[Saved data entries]
□ □ □
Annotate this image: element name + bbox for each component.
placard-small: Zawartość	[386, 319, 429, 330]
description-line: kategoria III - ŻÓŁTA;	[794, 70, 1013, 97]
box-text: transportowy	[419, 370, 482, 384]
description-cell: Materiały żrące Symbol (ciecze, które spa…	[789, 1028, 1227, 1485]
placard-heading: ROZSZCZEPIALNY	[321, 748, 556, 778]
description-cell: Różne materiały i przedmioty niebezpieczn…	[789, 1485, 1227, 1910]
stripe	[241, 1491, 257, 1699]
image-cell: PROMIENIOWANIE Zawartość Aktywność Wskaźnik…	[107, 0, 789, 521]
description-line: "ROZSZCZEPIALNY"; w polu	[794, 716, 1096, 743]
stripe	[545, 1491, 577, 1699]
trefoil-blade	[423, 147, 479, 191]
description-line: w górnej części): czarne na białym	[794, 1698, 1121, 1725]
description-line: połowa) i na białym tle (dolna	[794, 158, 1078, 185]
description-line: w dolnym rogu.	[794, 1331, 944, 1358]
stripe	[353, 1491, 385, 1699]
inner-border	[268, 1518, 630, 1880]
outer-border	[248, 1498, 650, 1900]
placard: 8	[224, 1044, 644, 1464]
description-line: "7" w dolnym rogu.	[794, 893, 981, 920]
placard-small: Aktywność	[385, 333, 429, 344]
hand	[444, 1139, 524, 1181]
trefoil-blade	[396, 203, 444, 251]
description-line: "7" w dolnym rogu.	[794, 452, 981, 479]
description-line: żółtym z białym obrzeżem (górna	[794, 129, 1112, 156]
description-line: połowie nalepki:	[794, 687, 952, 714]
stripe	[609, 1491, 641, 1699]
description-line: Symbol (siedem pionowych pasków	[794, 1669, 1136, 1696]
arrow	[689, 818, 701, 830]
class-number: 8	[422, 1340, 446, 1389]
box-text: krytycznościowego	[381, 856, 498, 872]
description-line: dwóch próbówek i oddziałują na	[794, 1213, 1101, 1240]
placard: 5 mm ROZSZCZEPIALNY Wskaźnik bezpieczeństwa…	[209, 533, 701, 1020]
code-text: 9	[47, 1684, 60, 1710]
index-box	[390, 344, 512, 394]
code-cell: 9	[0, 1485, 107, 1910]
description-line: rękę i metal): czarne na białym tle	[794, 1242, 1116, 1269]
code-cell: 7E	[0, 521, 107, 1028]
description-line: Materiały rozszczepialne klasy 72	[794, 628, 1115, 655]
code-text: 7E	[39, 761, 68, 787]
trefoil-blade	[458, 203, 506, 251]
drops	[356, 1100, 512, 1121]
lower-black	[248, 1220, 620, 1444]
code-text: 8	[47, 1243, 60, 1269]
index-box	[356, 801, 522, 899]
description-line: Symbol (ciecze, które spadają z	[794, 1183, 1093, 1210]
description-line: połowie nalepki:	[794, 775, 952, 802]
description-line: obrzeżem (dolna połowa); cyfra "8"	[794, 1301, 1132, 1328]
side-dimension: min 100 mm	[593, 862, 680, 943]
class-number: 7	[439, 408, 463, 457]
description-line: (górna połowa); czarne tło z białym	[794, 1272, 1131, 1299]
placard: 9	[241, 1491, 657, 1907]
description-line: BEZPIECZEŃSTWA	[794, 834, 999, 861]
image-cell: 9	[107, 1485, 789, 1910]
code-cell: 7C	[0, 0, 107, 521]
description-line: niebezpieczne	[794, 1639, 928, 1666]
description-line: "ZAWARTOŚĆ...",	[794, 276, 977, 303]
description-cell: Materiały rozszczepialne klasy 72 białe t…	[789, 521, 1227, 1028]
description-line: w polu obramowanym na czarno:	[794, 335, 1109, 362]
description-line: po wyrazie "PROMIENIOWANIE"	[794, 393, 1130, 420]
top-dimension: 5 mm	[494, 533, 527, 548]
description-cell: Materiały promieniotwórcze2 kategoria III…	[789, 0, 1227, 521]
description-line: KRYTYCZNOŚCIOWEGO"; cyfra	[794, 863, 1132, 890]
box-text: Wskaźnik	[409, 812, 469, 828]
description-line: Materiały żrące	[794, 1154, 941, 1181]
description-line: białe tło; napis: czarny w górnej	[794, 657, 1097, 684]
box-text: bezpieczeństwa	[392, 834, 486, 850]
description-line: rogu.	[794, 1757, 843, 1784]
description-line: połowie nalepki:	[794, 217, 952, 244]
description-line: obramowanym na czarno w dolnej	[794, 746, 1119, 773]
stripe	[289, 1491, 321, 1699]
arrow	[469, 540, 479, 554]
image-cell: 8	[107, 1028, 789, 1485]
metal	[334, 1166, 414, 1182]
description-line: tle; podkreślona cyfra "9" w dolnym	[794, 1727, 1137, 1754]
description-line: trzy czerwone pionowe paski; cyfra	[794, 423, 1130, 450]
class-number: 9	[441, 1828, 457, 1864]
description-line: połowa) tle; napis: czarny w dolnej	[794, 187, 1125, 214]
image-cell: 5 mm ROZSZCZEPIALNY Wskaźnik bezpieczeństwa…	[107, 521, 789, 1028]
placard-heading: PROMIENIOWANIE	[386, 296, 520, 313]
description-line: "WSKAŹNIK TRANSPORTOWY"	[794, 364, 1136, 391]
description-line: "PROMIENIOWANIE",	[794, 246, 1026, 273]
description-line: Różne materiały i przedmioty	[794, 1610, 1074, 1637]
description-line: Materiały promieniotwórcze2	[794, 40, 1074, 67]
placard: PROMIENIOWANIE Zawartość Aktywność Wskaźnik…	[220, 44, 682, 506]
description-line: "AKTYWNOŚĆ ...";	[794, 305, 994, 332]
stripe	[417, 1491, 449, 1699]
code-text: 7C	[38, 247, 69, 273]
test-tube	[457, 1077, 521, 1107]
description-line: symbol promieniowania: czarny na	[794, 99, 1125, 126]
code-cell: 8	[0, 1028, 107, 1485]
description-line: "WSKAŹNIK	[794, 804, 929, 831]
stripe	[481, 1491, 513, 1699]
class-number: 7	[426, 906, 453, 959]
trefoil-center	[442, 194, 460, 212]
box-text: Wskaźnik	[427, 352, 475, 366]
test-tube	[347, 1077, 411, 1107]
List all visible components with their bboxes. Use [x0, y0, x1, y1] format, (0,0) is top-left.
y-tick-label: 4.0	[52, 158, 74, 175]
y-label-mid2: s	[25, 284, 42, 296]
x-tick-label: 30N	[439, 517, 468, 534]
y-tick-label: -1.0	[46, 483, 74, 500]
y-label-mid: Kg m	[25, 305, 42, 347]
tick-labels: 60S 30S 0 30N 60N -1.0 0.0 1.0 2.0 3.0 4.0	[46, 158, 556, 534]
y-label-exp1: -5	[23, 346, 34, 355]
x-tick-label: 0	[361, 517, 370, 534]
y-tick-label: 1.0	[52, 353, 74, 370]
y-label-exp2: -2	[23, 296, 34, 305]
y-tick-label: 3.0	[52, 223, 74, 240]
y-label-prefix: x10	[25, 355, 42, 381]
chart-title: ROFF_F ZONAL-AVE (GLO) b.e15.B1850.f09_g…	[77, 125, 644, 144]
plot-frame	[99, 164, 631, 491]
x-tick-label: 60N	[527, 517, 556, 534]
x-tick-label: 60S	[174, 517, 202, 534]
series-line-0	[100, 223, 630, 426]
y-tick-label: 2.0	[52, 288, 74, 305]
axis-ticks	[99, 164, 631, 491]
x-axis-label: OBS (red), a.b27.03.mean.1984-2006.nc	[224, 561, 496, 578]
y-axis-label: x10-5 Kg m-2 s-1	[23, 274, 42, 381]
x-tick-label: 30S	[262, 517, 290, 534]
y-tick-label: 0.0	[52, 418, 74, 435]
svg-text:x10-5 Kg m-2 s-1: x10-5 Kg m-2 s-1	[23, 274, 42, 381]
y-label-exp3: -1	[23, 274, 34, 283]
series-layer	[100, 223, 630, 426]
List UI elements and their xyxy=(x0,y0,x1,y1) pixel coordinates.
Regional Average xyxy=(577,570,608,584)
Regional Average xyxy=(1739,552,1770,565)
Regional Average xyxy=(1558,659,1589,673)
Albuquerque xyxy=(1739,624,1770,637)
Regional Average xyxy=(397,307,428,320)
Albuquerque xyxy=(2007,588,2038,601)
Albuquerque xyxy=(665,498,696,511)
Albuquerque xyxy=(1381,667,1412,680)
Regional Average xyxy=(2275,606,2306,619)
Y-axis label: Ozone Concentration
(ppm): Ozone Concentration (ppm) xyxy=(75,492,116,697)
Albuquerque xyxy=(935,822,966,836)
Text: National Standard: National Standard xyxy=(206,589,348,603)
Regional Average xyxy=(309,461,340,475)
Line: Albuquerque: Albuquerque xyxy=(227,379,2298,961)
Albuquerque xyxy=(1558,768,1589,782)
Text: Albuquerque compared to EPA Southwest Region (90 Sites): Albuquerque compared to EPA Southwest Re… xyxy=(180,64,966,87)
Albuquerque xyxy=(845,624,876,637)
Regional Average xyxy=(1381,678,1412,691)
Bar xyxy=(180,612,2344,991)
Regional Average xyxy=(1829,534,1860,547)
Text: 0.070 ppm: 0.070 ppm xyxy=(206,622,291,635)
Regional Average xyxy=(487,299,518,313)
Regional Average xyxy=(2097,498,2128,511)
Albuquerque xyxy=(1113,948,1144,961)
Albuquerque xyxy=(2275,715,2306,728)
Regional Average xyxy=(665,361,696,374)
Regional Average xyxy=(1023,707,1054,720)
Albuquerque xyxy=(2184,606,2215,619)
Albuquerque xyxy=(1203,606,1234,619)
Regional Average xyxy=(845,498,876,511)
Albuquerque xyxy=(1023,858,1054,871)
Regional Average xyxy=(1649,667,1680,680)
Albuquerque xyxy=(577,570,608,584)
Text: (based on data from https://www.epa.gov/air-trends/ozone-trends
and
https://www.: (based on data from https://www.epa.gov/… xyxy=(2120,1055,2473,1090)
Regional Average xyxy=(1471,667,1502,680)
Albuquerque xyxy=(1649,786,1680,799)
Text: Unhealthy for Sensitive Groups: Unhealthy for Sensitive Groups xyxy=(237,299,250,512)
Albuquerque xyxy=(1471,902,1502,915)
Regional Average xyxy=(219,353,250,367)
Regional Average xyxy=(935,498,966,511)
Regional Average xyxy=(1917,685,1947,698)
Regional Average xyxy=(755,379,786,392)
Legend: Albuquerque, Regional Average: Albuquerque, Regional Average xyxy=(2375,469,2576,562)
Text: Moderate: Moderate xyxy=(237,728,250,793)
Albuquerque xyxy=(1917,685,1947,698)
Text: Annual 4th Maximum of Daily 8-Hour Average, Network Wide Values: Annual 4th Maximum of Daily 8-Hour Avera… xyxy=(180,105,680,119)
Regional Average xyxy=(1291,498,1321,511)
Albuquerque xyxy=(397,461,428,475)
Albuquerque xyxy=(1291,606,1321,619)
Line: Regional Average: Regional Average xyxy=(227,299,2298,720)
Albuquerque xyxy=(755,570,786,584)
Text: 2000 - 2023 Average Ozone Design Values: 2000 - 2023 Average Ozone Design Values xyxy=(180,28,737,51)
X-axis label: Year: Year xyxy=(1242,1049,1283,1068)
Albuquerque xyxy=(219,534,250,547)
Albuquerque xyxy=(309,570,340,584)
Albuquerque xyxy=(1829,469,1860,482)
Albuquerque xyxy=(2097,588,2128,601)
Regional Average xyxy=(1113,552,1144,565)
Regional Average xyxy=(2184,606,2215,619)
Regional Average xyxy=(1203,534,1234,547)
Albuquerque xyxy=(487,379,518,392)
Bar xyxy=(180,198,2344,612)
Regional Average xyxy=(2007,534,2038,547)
□ □ □
Task to carry out ::
Quote word for word the lines beginning with the very first one and continuing through the line containing "716, 1096, 743]", both ends included.

Written response ::
Annotate this image: element name + bbox for each component.
placard-small: Zawartość	[386, 319, 429, 330]
description-line: kategoria III - ŻÓŁTA;	[794, 70, 1013, 97]
box-text: transportowy	[419, 370, 482, 384]
description-cell: Materiały żrące Symbol (ciecze, które spa…	[789, 1028, 1227, 1485]
placard-heading: ROZSZCZEPIALNY	[321, 748, 556, 778]
description-cell: Różne materiały i przedmioty niebezpieczn…	[789, 1485, 1227, 1910]
stripe	[241, 1491, 257, 1699]
image-cell: PROMIENIOWANIE Zawartość Aktywność Wskaźnik…	[107, 0, 789, 521]
description-line: "ROZSZCZEPIALNY"; w polu	[794, 716, 1096, 743]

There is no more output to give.